▶ **Document text**
Re: [PATCH 6/8] ucounts: Handle inc_rlimit_ucounts wrapping in fork

From: Eric W. Biederman
Date: Fri Feb 11 2022 - 12:51:03 EST


Alexey Gladkov <legion@xxxxxxxxxx> writes:

> On Thu, Feb 10, 2022 at 08:13:22PM -0600, Eric W. Biederman wrote:
>> Move inc_rlimit_ucounts from copy_creds into copy_process immediately
>> after copy_creds where it can be called exactly once. Test for and
>> handle it when inc_rlimit_ucounts returns LONG_MAX indicating the
>> count has wrapped.
>>
>> This is good hygenine and fixes a theoretical bug. In practice
>> PID_MAX_LIMIT is at most 2^22 so there is not a chance the number of
>> processes would ever wrap even on an architecture with a 32bit long.
>>
>> Fixes: 21d1c5e386bc ("Reimplement RLIMIT_NPROC on top of ucounts")
>> Signed-off-by: "Eric W. Biederman" <ebiederm@xxxxxxxxxxxx>
>> ---
>> kernel/cred.c | 2 --
>> kernel/fork.c | 2 ++
>> 2 files changed, 2 insertions(+), 2 deletions(-)

▶ **Source data**
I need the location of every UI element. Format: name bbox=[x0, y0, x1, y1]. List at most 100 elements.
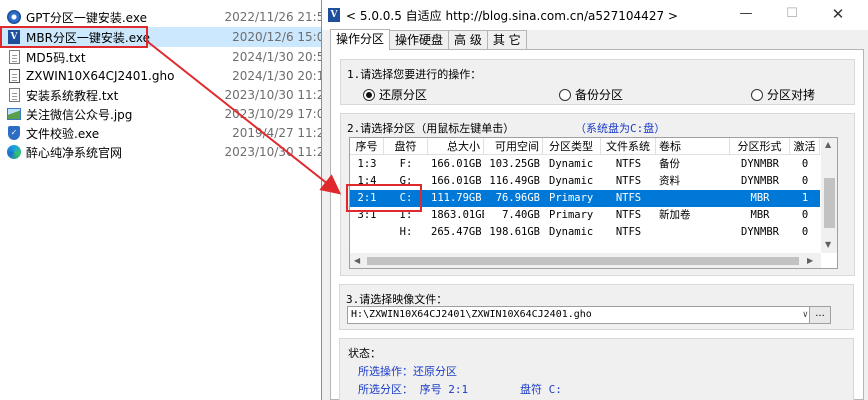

▶ **Tasks to perform**
a - According to the patch reply, what is the largest value PID_MAX_LIMIT can have?
b - Write out the passage of the patch reply that opens with "Re: [PATCH 6/8]" and closes with "count has wrapped.", substituting "kernel_clone" for "copy_process".
Rely on the patch reply alone for everything asked here.

▶ **Responses per task**
a - PID_MAX_LIMIT is at most 2^22.

b -
Re: [PATCH 6/8] ucounts: Handle inc_rlimit_ucounts wrapping in fork

From: Eric W. Biederman
Date: Fri Feb 11 2022 - 12:51:03 EST


Alexey Gladkov <legion@xxxxxxxxxx> writes:

> On Thu, Feb 10, 2022 at 08:13:22PM -0600, Eric W. Biederman wrote:
>> Move inc_rlimit_ucounts from copy_creds into kernel_clone immediately
>> after copy_creds where it can be called exactly once. Test for and
>> handle it when inc_rlimit_ucounts returns LONG_MAX indicating the
>> count has wrapped.